_YOUR INSTRUCTIONS_
Gather from the material every line that contains the string "color".

_RECORDS FOR THIS TASK_

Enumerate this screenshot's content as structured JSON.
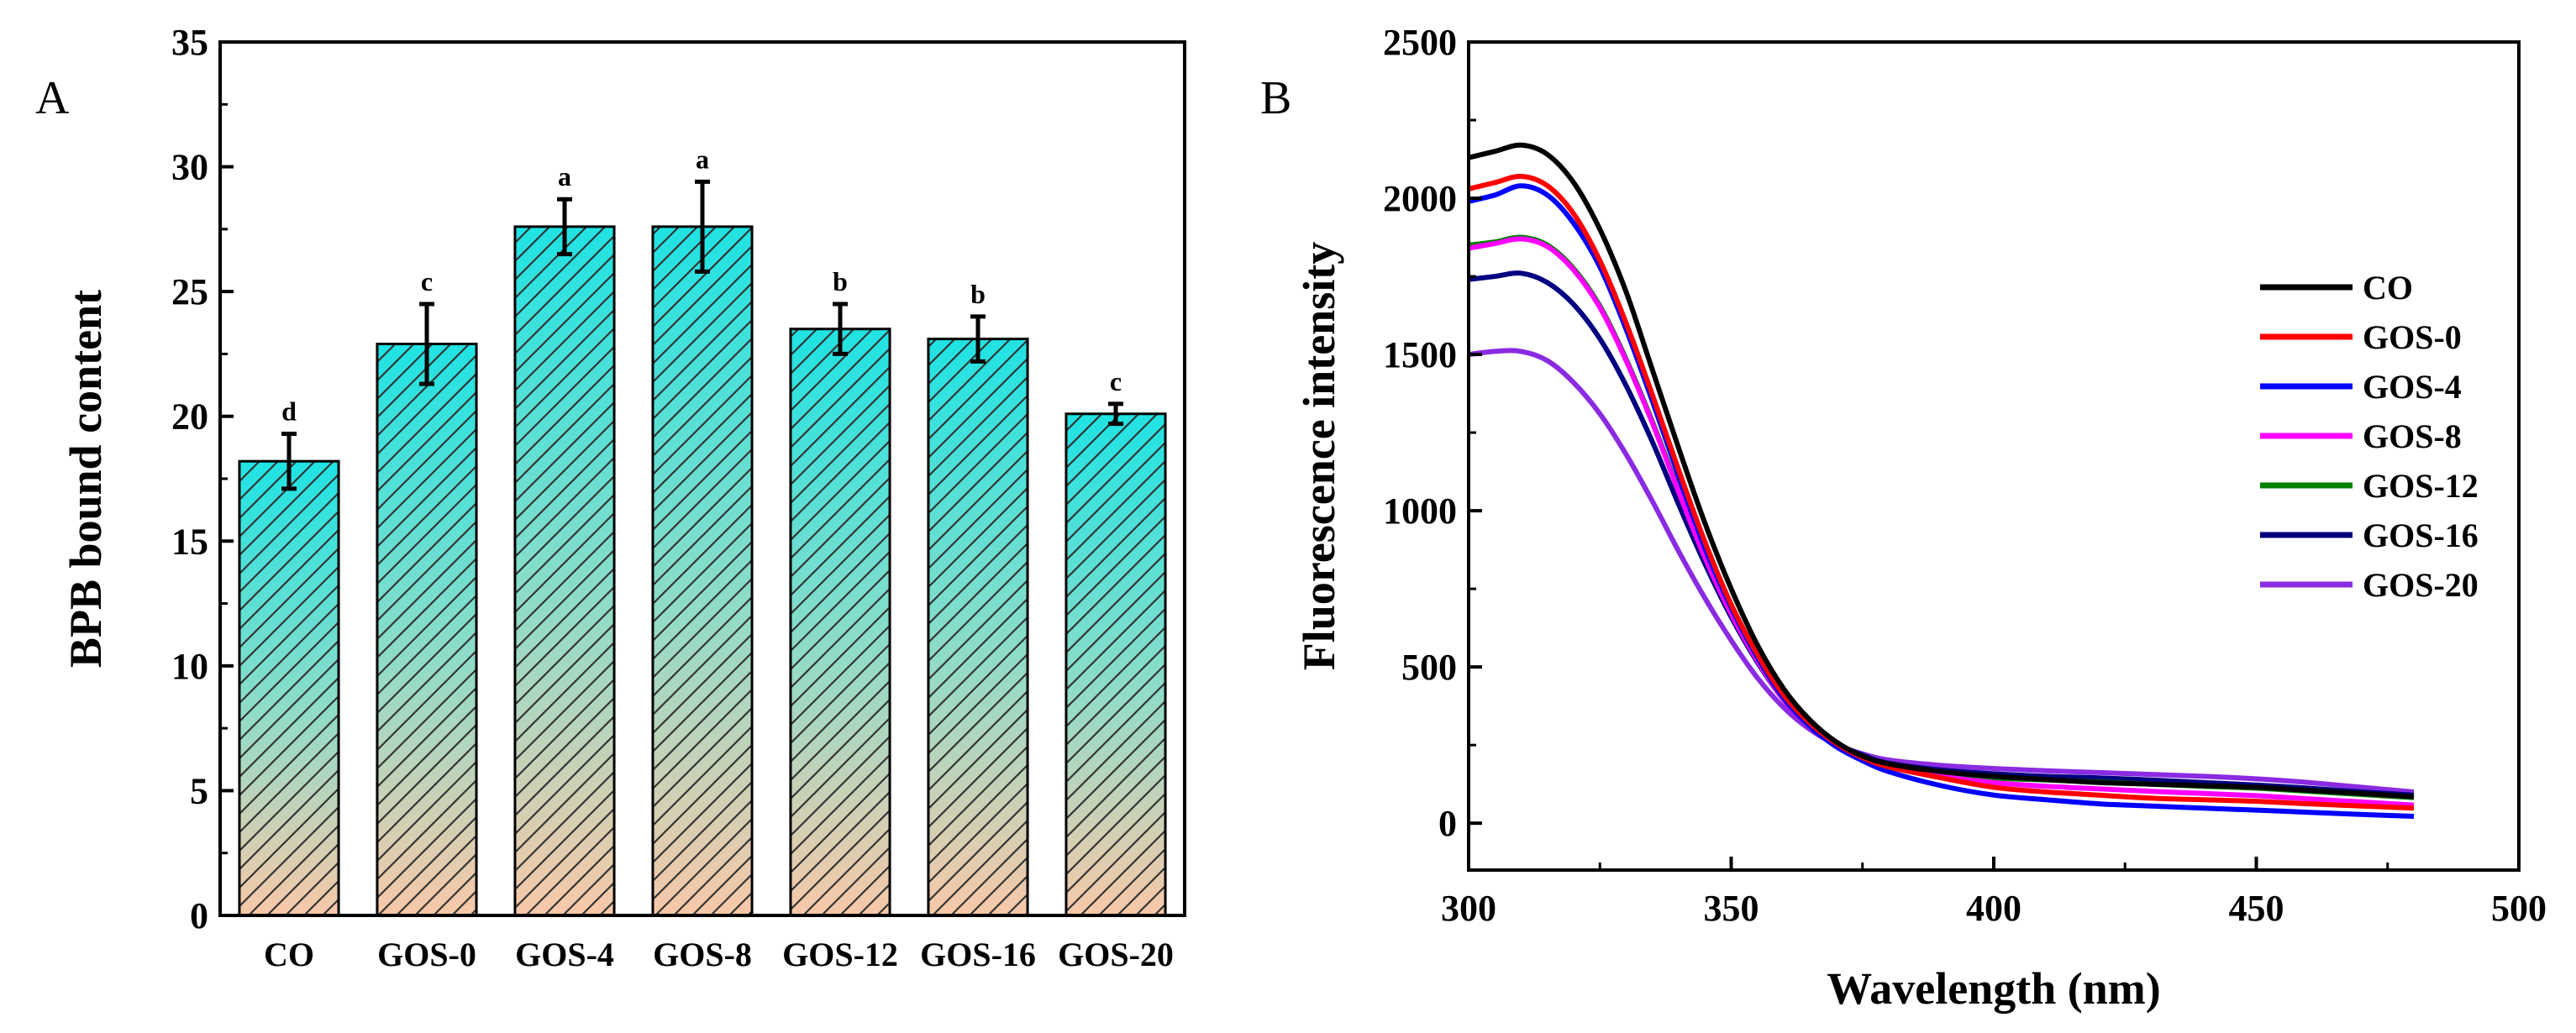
{
  "chart_data": [
    {
      "type": "bar",
      "panel_label": "A",
      "title": "",
      "xlabel": "",
      "ylabel": "BPB bound content",
      "ylim": [
        0,
        35
      ],
      "yticks": [
        "0",
        "5",
        "10",
        "15",
        "20",
        "25",
        "30",
        "35"
      ],
      "categories": [
        "CO",
        "GOS-0",
        "GOS-4",
        "GOS-8",
        "GOS-12",
        "GOS-16",
        "GOS-20"
      ],
      "values": [
        18.2,
        22.9,
        27.6,
        27.6,
        23.5,
        23.1,
        20.1
      ],
      "errors": [
        1.1,
        1.6,
        1.1,
        1.8,
        1.0,
        0.9,
        0.4
      ],
      "significance": [
        "d",
        "c",
        "a",
        "a",
        "b",
        "b",
        "c"
      ],
      "fill": {
        "top": "#1fe3e3",
        "bottom": "#f8c8a8",
        "hatch": "#333333"
      }
    },
    {
      "type": "line",
      "panel_label": "B",
      "title": "",
      "xlabel": "Wavelength (nm)",
      "ylabel": "Fluorescence intensity",
      "xlim": [
        300,
        500
      ],
      "ylim": [
        -150,
        2500
      ],
      "xticks": [
        "300",
        "350",
        "400",
        "450",
        "500"
      ],
      "yticks": [
        "0",
        "500",
        "1000",
        "1500",
        "2000",
        "2500"
      ],
      "legend": "right",
      "x": [
        300,
        305,
        310,
        315,
        320,
        325,
        330,
        335,
        340,
        345,
        350,
        355,
        360,
        365,
        370,
        375,
        380,
        390,
        400,
        410,
        420,
        430,
        440,
        450,
        460,
        470,
        480
      ],
      "series": [
        {
          "name": "CO",
          "color": "#000000",
          "values": [
            2130,
            2150,
            2170,
            2140,
            2050,
            1900,
            1700,
            1450,
            1200,
            960,
            750,
            570,
            430,
            330,
            260,
            215,
            190,
            165,
            150,
            140,
            130,
            125,
            120,
            115,
            105,
            95,
            85
          ]
        },
        {
          "name": "GOS-0",
          "color": "#ff0000",
          "values": [
            2030,
            2050,
            2070,
            2040,
            1950,
            1800,
            1600,
            1370,
            1130,
            900,
            700,
            540,
            410,
            320,
            255,
            210,
            180,
            145,
            115,
            100,
            90,
            80,
            75,
            70,
            62,
            55,
            48
          ]
        },
        {
          "name": "GOS-4",
          "color": "#0000ff",
          "values": [
            1990,
            2010,
            2040,
            2010,
            1920,
            1780,
            1580,
            1350,
            1110,
            880,
            690,
            530,
            400,
            310,
            245,
            200,
            165,
            120,
            90,
            75,
            62,
            55,
            48,
            42,
            35,
            28,
            22
          ]
        },
        {
          "name": "GOS-8",
          "color": "#ff00ff",
          "values": [
            1840,
            1855,
            1870,
            1845,
            1770,
            1650,
            1480,
            1280,
            1060,
            850,
            670,
            520,
            395,
            310,
            250,
            210,
            180,
            150,
            130,
            118,
            110,
            102,
            95,
            88,
            78,
            68,
            58
          ]
        },
        {
          "name": "GOS-12",
          "color": "#008000",
          "values": [
            1850,
            1860,
            1875,
            1850,
            1775,
            1655,
            1485,
            1285,
            1065,
            855,
            675,
            525,
            400,
            315,
            255,
            215,
            185,
            160,
            145,
            138,
            132,
            125,
            118,
            112,
            102,
            92,
            82
          ]
        },
        {
          "name": "GOS-16",
          "color": "#000080",
          "values": [
            1740,
            1750,
            1760,
            1730,
            1660,
            1550,
            1400,
            1220,
            1020,
            830,
            660,
            515,
            395,
            312,
            255,
            218,
            192,
            170,
            158,
            150,
            145,
            138,
            130,
            122,
            112,
            100,
            90
          ]
        },
        {
          "name": "GOS-20",
          "color": "#8a2be2",
          "values": [
            1500,
            1510,
            1510,
            1480,
            1410,
            1310,
            1180,
            1030,
            870,
            720,
            585,
            465,
            370,
            300,
            252,
            222,
            202,
            185,
            175,
            168,
            162,
            156,
            150,
            142,
            130,
            115,
            100
          ]
        }
      ]
    }
  ]
}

_CORRECT ANSWER_
          "color": "#000000",
          "color": "#ff0000",
          "color": "#0000ff",
          "color": "#ff00ff",
          "color": "#008000",
          "color": "#000080",
          "color": "#8a2be2",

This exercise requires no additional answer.